WHAT TO WORK ON:
1. Answer these questions from the passage on school reform, one per line:
(a) How many students cross school district lines to attend public school today?
(b) Which two places are named as using a controlled-choice system?
(c) In the quotation from Galston, what share of the non-public sector do Catholic schools make up?
2. Update the passage on school reform by writing out the part from "Murnane argues that" to "against our criticisms.", with "controlled-choice system" replaced by "managed-choice plan".

EXTRACT TO READ:
------------------------------
We have argued that the fundamental problem of our education system is the poor quality of education provided to the bottom quarter of students. We discussed why neither the old-time remedy of traditional reform nor the wonder drug of vouchers is likely to cure this problem. We detailed why the former lacks potency while the latter is largely snake oil. So what do we want? It is not “fanciful pedagogies,” as Amy Hanauer suggests. Nor is it simply a change in peer effects, as Richard Murnane implies.

Our main point is that it is much easier for a predominantly middle-class school than for a high-poverty school to provide the excellent teachers, supportive peers, and many active parents that foster successful education. So we seek a socioeconomic mix that is predominantly middle class at every school. Accomplishing this goal requires freely chosen transfers into good schools, a universal system that does not simply serve those with the strongest motivation, and a set of fairness guidelines that ensure that choice promotes rather than undercuts socioeconomic integration.

Murnane argues that principles of school reform without details are empty. While we think he goes too far, we agree that design details matter. The controlled-choice system in use in San Francisco and Cambridge, Massachusetts, (among others) is one attractive alternative. But we agree with Bill Galston that in some venues, transfers into schools beyond district boundaries would be necessary to achieve socioeconomic integration. It is likely that some programs will have to span metropolitan areas and subdivide them into zones to make transportation feasible. Fanciful? Today, some one-half million students cross school district lines to attend public school. 

Vouchers

Several respondents defend school vouchers against our criticisms.

Galston dismisses the argument that privatization of schools threatens civic integration: “. . . Catholic schools (about half of the the non-public sector) are at least as effective in imparting civic knowledge, skills, and beliefs as are the public schools . . .” He adds that regulation can ensure compliance with civic norms. But if Catholic schools are the gold standard, where will regulation draw the line when schools affiliated with Bob Jones University and the Nation of Islam seek voucher students? Or, if these schools are ineligible, on what principle are Catholic schools acceptable?
------------------------------
DATASET CONTENT:
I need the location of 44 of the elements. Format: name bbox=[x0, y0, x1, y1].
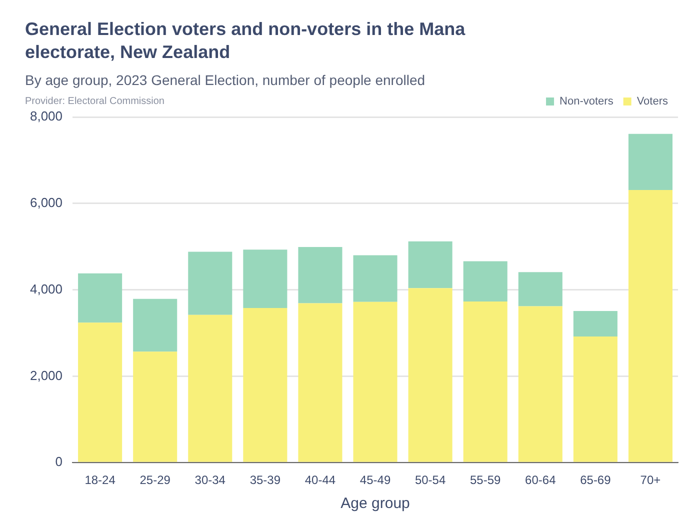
------------------------------
THE RESPONSES:
1.
(a) Some one-half million students.
(b) San Francisco and Cambridge, Massachusetts.
(c) About half.

2.
Murnane argues that principles of school reform without details are empty. While we think he goes too far, we agree that design details matter. The managed-choice plan in use in San Francisco and Cambridge, Massachusetts, (among others) is one attractive alternative. But we agree with Bill Galston that in some venues, transfers into schools beyond district boundaries would be necessary to achieve socioeconomic integration. It is likely that some programs will have to span metropolitan areas and subdivide them into zones to make transportation feasible. Fanciful? Today, some one-half million students cross school district lines to attend public school. 

Vouchers

Several respondents defend school vouchers against our criticisms.